**JOB**
Write the data out again, exactly as given.

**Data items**
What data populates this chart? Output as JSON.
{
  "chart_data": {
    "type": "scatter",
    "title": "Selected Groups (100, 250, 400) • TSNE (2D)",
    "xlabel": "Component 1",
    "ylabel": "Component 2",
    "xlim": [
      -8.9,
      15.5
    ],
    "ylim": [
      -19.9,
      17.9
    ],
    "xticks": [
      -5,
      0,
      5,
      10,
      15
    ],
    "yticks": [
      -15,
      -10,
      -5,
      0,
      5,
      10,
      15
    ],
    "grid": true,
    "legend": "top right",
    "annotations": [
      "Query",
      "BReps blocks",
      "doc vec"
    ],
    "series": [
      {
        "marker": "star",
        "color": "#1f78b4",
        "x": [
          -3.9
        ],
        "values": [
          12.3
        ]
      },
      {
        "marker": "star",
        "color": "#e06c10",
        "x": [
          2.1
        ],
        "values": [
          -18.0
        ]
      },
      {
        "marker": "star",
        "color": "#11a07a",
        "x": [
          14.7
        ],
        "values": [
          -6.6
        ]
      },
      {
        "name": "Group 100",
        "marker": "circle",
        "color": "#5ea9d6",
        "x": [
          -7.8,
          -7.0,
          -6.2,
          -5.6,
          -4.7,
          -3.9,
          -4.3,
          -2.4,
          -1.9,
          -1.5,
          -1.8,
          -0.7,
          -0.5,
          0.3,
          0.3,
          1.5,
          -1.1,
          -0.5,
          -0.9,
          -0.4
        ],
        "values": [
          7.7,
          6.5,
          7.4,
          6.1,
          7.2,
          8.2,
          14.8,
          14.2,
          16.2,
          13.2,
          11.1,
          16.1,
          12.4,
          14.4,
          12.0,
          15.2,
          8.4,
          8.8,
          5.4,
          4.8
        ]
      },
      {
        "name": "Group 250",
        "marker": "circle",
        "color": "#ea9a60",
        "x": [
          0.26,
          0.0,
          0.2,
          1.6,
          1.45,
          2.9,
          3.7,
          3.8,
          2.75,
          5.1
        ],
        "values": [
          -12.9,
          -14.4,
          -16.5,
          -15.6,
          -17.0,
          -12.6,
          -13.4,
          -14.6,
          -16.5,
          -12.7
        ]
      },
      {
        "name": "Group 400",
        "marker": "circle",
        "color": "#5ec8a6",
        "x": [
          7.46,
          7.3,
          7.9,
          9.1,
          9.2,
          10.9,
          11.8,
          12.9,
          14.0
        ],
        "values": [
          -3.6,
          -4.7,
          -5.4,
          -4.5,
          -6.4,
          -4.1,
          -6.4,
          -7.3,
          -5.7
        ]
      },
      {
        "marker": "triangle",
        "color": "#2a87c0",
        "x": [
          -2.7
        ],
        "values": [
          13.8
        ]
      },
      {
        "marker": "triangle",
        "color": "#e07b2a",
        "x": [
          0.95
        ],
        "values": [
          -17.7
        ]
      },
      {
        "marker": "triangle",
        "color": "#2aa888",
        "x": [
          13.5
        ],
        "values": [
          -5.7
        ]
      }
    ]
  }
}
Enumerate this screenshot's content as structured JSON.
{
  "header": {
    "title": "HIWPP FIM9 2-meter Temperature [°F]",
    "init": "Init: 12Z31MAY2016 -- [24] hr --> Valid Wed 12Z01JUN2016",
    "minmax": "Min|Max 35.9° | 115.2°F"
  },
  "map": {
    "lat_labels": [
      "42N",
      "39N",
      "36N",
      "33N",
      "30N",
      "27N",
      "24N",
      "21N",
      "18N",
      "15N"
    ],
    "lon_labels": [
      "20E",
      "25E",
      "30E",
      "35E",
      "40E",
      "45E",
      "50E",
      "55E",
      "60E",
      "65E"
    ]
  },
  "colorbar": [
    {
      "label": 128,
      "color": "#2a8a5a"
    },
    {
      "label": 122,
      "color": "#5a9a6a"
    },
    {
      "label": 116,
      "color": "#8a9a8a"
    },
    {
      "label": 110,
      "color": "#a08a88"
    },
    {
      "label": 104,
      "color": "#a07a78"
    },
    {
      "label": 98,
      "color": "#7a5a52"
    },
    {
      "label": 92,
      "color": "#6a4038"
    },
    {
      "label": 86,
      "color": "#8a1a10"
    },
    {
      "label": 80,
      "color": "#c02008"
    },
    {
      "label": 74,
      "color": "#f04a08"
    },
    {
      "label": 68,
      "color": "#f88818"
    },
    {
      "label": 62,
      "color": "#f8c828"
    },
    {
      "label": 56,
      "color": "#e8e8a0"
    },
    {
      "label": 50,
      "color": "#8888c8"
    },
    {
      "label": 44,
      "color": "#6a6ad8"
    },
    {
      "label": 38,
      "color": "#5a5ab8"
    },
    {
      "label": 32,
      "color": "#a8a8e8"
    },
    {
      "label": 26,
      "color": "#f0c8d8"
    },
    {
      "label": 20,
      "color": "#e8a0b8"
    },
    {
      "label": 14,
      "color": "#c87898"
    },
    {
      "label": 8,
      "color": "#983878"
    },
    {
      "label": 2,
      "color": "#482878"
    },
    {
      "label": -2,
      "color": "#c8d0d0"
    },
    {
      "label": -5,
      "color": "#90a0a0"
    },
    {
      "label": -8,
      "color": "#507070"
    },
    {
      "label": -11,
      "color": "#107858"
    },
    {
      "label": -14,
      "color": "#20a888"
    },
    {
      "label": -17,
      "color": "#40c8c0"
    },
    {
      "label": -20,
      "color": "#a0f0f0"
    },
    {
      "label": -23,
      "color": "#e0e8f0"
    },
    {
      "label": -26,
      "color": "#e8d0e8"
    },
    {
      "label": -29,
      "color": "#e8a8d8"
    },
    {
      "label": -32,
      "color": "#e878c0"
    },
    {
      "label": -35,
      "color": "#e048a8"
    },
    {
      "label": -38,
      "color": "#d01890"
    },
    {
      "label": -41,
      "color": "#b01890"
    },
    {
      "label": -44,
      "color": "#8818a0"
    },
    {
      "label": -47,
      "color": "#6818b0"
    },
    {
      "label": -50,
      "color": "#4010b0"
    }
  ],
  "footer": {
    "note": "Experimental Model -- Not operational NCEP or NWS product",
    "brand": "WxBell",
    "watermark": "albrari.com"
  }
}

**COMPLETED TASK**
What data populates this chart? Output as JSON.
{
  "chart_data": {
    "type": "scatter",
    "title": "Selected Groups (100, 250, 400) • TSNE (2D)",
    "xlabel": "Component 1",
    "ylabel": "Component 2",
    "xlim": [
      -8.9,
      15.5
    ],
    "ylim": [
      -19.9,
      17.9
    ],
    "xticks": [
      -5,
      0,
      5,
      10,
      15
    ],
    "yticks": [
      -15,
      -10,
      -5,
      0,
      5,
      10,
      15
    ],
    "grid": true,
    "legend": "top right",
    "annotations": [
      "Query",
      "BReps blocks",
      "doc vec"
    ],
    "series": [
      {
        "marker": "star",
        "color": "#1f78b4",
        "x": [
          -3.9
        ],
        "values": [
          12.3
        ]
      },
      {
        "marker": "star",
        "color": "#e06c10",
        "x": [
          2.1
        ],
        "values": [
          -18.0
        ]
      },
      {
        "marker": "star",
        "color": "#11a07a",
        "x": [
          14.7
        ],
        "values": [
          -6.6
        ]
      },
      {
        "name": "Group 100",
        "marker": "circle",
        "color": "#5ea9d6",
        "x": [
          -7.8,
          -7.0,
          -6.2,
          -5.6,
          -4.7,
          -3.9,
          -4.3,
          -2.4,
          -1.9,
          -1.5,
          -1.8,
          -0.7,
          -0.5,
          0.3,
          0.3,
          1.5,
          -1.1,
          -0.5,
          -0.9,
          -0.4
        ],
        "values": [
          7.7,
          6.5,
          7.4,
          6.1,
          7.2,
          8.2,
          14.8,
          14.2,
          16.2,
          13.2,
          11.1,
          16.1,
          12.4,
          14.4,
          12.0,
          15.2,
          8.4,
          8.8,
          5.4,
          4.8
        ]
      },
      {
        "name": "Group 250",
        "marker": "circle",
        "color": "#ea9a60",
        "x": [
          0.26,
          0.0,
          0.2,
          1.6,
          1.45,
          2.9,
          3.7,
          3.8,
          2.75,
          5.1
        ],
        "values": [
          -12.9,
          -14.4,
          -16.5,
          -15.6,
          -17.0,
          -12.6,
          -13.4,
          -14.6,
          -16.5,
          -12.7
        ]
      },
      {
        "name": "Group 400",
        "marker": "circle",
        "color": "#5ec8a6",
        "x": [
          7.46,
          7.3,
          7.9,
          9.1,
          9.2,
          10.9,
          11.8,
          12.9,
          14.0
        ],
        "values": [
          -3.6,
          -4.7,
          -5.4,
          -4.5,
          -6.4,
          -4.1,
          -6.4,
          -7.3,
          -5.7
        ]
      },
      {
        "marker": "triangle",
        "color": "#2a87c0",
        "x": [
          -2.7
        ],
        "values": [
          13.8
        ]
      },
      {
        "marker": "triangle",
        "color": "#e07b2a",
        "x": [
          0.95
        ],
        "values": [
          -17.7
        ]
      },
      {
        "marker": "triangle",
        "color": "#2aa888",
        "x": [
          13.5
        ],
        "values": [
          -5.7
        ]
      }
    ]
  }
}
Enumerate this screenshot's content as structured JSON.
{
  "header": {
    "title": "HIWPP FIM9 2-meter Temperature [°F]",
    "init": "Init: 12Z31MAY2016 -- [24] hr --> Valid Wed 12Z01JUN2016",
    "minmax": "Min|Max 35.9° | 115.2°F"
  },
  "map": {
    "lat_labels": [
      "42N",
      "39N",
      "36N",
      "33N",
      "30N",
      "27N",
      "24N",
      "21N",
      "18N",
      "15N"
    ],
    "lon_labels": [
      "20E",
      "25E",
      "30E",
      "35E",
      "40E",
      "45E",
      "50E",
      "55E",
      "60E",
      "65E"
    ]
  },
  "colorbar": [
    {
      "label": 128,
      "color": "#2a8a5a"
    },
    {
      "label": 122,
      "color": "#5a9a6a"
    },
    {
      "label": 116,
      "color": "#8a9a8a"
    },
    {
      "label": 110,
      "color": "#a08a88"
    },
    {
      "label": 104,
      "color": "#a07a78"
    },
    {
      "label": 98,
      "color": "#7a5a52"
    },
    {
      "label": 92,
      "color": "#6a4038"
    },
    {
      "label": 86,
      "color": "#8a1a10"
    },
    {
      "label": 80,
      "color": "#c02008"
    },
    {
      "label": 74,
      "color": "#f04a08"
    },
    {
      "label": 68,
      "color": "#f88818"
    },
    {
      "label": 62,
      "color": "#f8c828"
    },
    {
      "label": 56,
      "color": "#e8e8a0"
    },
    {
      "label": 50,
      "color": "#8888c8"
    },
    {
      "label": 44,
      "color": "#6a6ad8"
    },
    {
      "label": 38,
      "color": "#5a5ab8"
    },
    {
      "label": 32,
      "color": "#a8a8e8"
    },
    {
      "label": 26,
      "color": "#f0c8d8"
    },
    {
      "label": 20,
      "color": "#e8a0b8"
    },
    {
      "label": 14,
      "color": "#c87898"
    },
    {
      "label": 8,
      "color": "#983878"
    },
    {
      "label": 2,
      "color": "#482878"
    },
    {
      "label": -2,
      "color": "#c8d0d0"
    },
    {
      "label": -5,
      "color": "#90a0a0"
    },
    {
      "label": -8,
      "color": "#507070"
    },
    {
      "label": -11,
      "color": "#107858"
    },
    {
      "label": -14,
      "color": "#20a888"
    },
    {
      "label": -17,
      "color": "#40c8c0"
    },
    {
      "label": -20,
      "color": "#a0f0f0"
    },
    {
      "label": -23,
      "color": "#e0e8f0"
    },
    {
      "label": -26,
      "color": "#e8d0e8"
    },
    {
      "label": -29,
      "color": "#e8a8d8"
    },
    {
      "label": -32,
      "color": "#e878c0"
    },
    {
      "label": -35,
      "color": "#e048a8"
    },
    {
      "label": -38,
      "color": "#d01890"
    },
    {
      "label": -41,
      "color": "#b01890"
    },
    {
      "label": -44,
      "color": "#8818a0"
    },
    {
      "label": -47,
      "color": "#6818b0"
    },
    {
      "label": -50,
      "color": "#4010b0"
    }
  ],
  "footer": {
    "note": "Experimental Model -- Not operational NCEP or NWS product",
    "brand": "WxBell",
    "watermark": "albrari.com"
  }
}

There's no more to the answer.